Extracted records:
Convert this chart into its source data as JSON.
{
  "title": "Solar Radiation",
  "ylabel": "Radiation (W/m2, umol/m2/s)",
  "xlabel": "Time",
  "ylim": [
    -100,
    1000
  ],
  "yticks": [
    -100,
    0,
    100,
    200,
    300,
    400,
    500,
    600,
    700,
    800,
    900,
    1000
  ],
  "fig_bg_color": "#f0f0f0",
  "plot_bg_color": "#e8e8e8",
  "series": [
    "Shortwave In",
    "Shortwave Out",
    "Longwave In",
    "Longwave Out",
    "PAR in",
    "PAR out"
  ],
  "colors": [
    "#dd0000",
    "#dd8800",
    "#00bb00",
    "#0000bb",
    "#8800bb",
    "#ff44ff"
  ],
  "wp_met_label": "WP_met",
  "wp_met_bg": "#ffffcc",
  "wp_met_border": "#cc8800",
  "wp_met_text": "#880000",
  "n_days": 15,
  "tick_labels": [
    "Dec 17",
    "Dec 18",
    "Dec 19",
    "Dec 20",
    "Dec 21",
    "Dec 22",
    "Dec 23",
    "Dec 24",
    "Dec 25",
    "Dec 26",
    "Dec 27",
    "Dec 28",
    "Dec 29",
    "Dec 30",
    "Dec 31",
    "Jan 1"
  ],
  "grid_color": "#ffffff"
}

* WHAT YOU HAVE TO DO
Gather each line in these records that contains the string "Radiation".

* WRITTEN SOLUTION
  "title": "Solar Radiation",
  "ylabel": "Radiation (W/m2, umol/m2/s)",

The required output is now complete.